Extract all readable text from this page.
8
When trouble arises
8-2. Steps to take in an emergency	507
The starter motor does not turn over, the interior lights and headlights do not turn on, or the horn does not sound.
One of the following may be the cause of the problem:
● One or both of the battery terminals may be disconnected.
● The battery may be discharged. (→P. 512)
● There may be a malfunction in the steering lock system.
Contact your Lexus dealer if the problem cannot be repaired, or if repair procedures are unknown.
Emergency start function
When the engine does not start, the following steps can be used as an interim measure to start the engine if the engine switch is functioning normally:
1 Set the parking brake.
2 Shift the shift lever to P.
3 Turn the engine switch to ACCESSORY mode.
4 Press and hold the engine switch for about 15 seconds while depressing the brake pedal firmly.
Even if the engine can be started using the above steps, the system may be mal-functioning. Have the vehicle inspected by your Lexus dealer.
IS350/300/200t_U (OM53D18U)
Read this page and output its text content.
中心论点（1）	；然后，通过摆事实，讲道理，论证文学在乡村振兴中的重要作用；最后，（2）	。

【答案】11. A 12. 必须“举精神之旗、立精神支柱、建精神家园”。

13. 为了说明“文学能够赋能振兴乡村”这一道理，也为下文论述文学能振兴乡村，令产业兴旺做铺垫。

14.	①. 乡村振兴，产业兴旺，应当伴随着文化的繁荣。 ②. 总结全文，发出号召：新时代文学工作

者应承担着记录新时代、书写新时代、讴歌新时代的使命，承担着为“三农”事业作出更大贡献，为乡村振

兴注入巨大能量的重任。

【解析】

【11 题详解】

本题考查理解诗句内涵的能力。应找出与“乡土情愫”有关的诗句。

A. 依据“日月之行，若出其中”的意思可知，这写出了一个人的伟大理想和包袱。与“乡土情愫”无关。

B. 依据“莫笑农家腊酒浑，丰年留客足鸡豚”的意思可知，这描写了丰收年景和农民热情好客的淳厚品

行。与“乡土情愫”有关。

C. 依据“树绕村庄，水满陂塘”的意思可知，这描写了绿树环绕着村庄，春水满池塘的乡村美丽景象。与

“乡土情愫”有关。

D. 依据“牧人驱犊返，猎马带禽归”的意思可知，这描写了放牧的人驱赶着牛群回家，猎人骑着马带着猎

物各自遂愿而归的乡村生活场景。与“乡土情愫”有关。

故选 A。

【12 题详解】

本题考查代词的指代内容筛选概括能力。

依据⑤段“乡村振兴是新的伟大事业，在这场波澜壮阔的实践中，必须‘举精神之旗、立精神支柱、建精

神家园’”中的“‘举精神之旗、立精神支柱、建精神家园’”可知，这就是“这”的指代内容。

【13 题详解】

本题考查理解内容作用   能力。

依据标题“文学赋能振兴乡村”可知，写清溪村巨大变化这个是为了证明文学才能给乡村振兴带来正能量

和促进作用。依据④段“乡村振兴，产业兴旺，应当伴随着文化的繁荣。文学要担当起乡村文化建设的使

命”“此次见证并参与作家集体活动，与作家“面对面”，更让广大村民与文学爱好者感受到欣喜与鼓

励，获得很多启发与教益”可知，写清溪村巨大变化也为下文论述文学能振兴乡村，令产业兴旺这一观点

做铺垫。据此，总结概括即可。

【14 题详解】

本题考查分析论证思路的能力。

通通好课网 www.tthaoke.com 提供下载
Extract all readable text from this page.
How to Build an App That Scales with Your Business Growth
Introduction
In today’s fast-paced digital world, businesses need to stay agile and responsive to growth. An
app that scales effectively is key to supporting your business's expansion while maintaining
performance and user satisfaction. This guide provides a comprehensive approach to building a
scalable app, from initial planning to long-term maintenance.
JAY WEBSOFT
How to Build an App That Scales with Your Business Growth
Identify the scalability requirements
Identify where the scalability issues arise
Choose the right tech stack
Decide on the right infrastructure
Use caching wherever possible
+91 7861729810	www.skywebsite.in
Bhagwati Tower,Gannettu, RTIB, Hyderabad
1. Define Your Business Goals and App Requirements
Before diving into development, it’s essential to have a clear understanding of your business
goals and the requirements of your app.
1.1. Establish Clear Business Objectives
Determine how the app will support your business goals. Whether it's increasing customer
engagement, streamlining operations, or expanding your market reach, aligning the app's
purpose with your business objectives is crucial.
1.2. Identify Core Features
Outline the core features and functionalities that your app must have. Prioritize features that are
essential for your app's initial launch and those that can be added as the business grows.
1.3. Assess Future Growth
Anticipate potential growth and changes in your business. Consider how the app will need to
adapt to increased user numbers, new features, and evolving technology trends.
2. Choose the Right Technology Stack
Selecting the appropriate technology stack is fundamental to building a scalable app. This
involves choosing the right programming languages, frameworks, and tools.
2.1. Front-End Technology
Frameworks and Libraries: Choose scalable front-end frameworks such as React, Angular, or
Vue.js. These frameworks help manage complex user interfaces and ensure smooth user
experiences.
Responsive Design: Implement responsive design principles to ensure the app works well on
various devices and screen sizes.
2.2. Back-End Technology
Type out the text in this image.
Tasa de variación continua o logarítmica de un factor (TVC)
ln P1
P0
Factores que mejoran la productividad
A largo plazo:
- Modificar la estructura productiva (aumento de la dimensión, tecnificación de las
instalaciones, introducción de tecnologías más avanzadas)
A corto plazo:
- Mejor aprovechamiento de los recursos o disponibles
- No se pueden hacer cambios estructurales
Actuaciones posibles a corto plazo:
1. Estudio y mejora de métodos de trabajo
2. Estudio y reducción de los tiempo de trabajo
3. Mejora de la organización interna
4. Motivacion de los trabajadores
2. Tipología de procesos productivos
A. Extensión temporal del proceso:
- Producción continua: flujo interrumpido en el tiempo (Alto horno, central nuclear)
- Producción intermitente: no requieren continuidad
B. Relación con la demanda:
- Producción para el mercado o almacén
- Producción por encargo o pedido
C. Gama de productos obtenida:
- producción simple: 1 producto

- [TASK DETAILS]
Each line that holds the word "text" should be extracted from the records.

- [RIGHT ANSWER]
Extract all readable text from this page.
Read this page and output its text content.
Extract all readable text from this page.
Type out the text in this image.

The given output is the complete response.